» SUPPLIED RECORDS:
# # # # #

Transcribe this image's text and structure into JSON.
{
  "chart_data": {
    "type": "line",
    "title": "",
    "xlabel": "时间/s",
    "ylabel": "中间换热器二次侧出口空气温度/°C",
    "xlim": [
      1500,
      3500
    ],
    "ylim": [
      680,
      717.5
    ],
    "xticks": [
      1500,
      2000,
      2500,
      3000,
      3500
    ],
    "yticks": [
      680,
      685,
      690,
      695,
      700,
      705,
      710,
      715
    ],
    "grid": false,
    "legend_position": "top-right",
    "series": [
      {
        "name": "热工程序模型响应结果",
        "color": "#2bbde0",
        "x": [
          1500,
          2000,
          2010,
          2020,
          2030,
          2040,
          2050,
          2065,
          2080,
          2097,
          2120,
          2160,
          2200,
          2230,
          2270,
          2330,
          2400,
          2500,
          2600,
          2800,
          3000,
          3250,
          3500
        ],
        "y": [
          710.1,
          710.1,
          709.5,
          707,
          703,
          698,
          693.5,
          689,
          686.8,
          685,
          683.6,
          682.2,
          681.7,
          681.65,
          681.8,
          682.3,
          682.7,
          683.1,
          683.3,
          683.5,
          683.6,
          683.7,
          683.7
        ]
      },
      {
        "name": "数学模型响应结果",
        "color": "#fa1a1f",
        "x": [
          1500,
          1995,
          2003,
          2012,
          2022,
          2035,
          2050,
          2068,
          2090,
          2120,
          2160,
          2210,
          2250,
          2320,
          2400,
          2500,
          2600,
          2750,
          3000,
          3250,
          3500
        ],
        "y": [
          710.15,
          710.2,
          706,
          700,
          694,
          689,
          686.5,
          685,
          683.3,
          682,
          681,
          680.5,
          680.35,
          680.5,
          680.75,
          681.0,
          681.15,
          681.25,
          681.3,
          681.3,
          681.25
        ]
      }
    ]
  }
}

# # # # #

» STATED PROBLEM: Return the entries above exactly as they appear.

» SOLVED PROBLEM:
Transcribe this image's text and structure into JSON.
{
  "chart_data": {
    "type": "line",
    "title": "",
    "xlabel": "时间/s",
    "ylabel": "中间换热器二次侧出口空气温度/°C",
    "xlim": [
      1500,
      3500
    ],
    "ylim": [
      680,
      717.5
    ],
    "xticks": [
      1500,
      2000,
      2500,
      3000,
      3500
    ],
    "yticks": [
      680,
      685,
      690,
      695,
      700,
      705,
      710,
      715
    ],
    "grid": false,
    "legend_position": "top-right",
    "series": [
      {
        "name": "热工程序模型响应结果",
        "color": "#2bbde0",
        "x": [
          1500,
          2000,
          2010,
          2020,
          2030,
          2040,
          2050,
          2065,
          2080,
          2097,
          2120,
          2160,
          2200,
          2230,
          2270,
          2330,
          2400,
          2500,
          2600,
          2800,
          3000,
          3250,
          3500
        ],
        "y": [
          710.1,
          710.1,
          709.5,
          707,
          703,
          698,
          693.5,
          689,
          686.8,
          685,
          683.6,
          682.2,
          681.7,
          681.65,
          681.8,
          682.3,
          682.7,
          683.1,
          683.3,
          683.5,
          683.6,
          683.7,
          683.7
        ]
      },
      {
        "name": "数学模型响应结果",
        "color": "#fa1a1f",
        "x": [
          1500,
          1995,
          2003,
          2012,
          2022,
          2035,
          2050,
          2068,
          2090,
          2120,
          2160,
          2210,
          2250,
          2320,
          2400,
          2500,
          2600,
          2750,
          3000,
          3250,
          3500
        ],
        "y": [
          710.15,
          710.2,
          706,
          700,
          694,
          689,
          686.5,
          685,
          683.3,
          682,
          681,
          680.5,
          680.35,
          680.5,
          680.75,
          681.0,
          681.15,
          681.25,
          681.3,
          681.3,
          681.25
        ]
      }
    ]
  }
}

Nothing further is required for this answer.